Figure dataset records
****************************************
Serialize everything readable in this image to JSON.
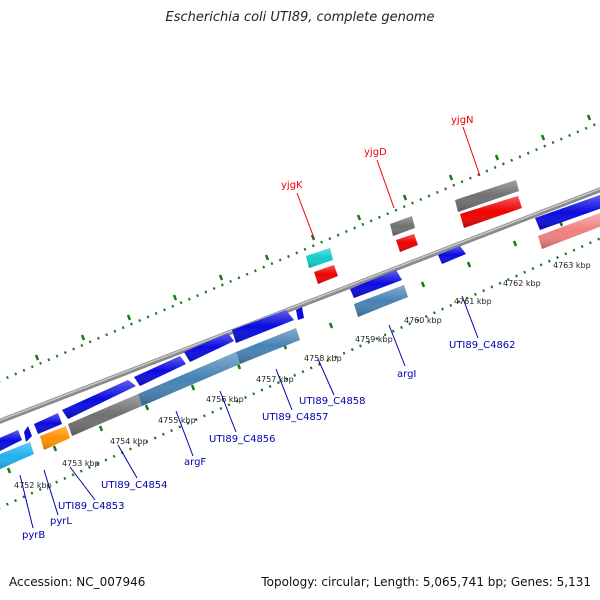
{
  "title": "Escherichia coli UTI89, complete genome",
  "footer": {
    "accession": "Accession: NC_007946",
    "summary": "Topology: circular; Length: 5,065,741 bp; Genes: 5,131"
  },
  "colors": {
    "backbone": "#8a8a8a",
    "tick": "#1a7a1a",
    "cds_blue": "#0a0ae0",
    "cds_steel": "#4682b4",
    "cds_gray": "#707070",
    "cds_red": "#ee0000",
    "cds_cyan": "#10cccc",
    "cds_skyblue": "#20b0f0",
    "cds_orange": "#ff9000",
    "cds_pink": "#f08080",
    "label_red": "#ee0000",
    "label_blue": "#0000aa"
  },
  "kbp_labels": [
    "4752 kbp",
    "4753 kbp",
    "4754 kbp",
    "4755 kbp",
    "4756 kbp",
    "4757 kbp",
    "4758 kbp",
    "4759 kbp",
    "4760 kbp",
    "4761 kbp",
    "4762 kbp",
    "4763 kbp"
  ],
  "gene_labels": {
    "yjgK": "yjgK",
    "yjgD": "yjgD",
    "yjgN": "yjgN",
    "pyrB": "pyrB",
    "pyrL": "pyrL",
    "c4853": "UTI89_C4853",
    "c4854": "UTI89_C4854",
    "argF": "argF",
    "c4856": "UTI89_C4856",
    "c4857": "UTI89_C4857",
    "c4858": "UTI89_C4858",
    "argI": "argI",
    "c4862": "UTI89_C4862"
  }
}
****************************************
→ Task details: Repeat the data above exactly; images are not part of the copy.

→ Output of the task:
Serialize everything readable in this image to JSON.
{
  "title": "Escherichia coli UTI89, complete genome",
  "footer": {
    "accession": "Accession: NC_007946",
    "summary": "Topology: circular; Length: 5,065,741 bp; Genes: 5,131"
  },
  "colors": {
    "backbone": "#8a8a8a",
    "tick": "#1a7a1a",
    "cds_blue": "#0a0ae0",
    "cds_steel": "#4682b4",
    "cds_gray": "#707070",
    "cds_red": "#ee0000",
    "cds_cyan": "#10cccc",
    "cds_skyblue": "#20b0f0",
    "cds_orange": "#ff9000",
    "cds_pink": "#f08080",
    "label_red": "#ee0000",
    "label_blue": "#0000aa"
  },
  "kbp_labels": [
    "4752 kbp",
    "4753 kbp",
    "4754 kbp",
    "4755 kbp",
    "4756 kbp",
    "4757 kbp",
    "4758 kbp",
    "4759 kbp",
    "4760 kbp",
    "4761 kbp",
    "4762 kbp",
    "4763 kbp"
  ],
  "gene_labels": {
    "yjgK": "yjgK",
    "yjgD": "yjgD",
    "yjgN": "yjgN",
    "pyrB": "pyrB",
    "pyrL": "pyrL",
    "c4853": "UTI89_C4853",
    "c4854": "UTI89_C4854",
    "argF": "argF",
    "c4856": "UTI89_C4856",
    "c4857": "UTI89_C4857",
    "c4858": "UTI89_C4858",
    "argI": "argI",
    "c4862": "UTI89_C4862"
  }
}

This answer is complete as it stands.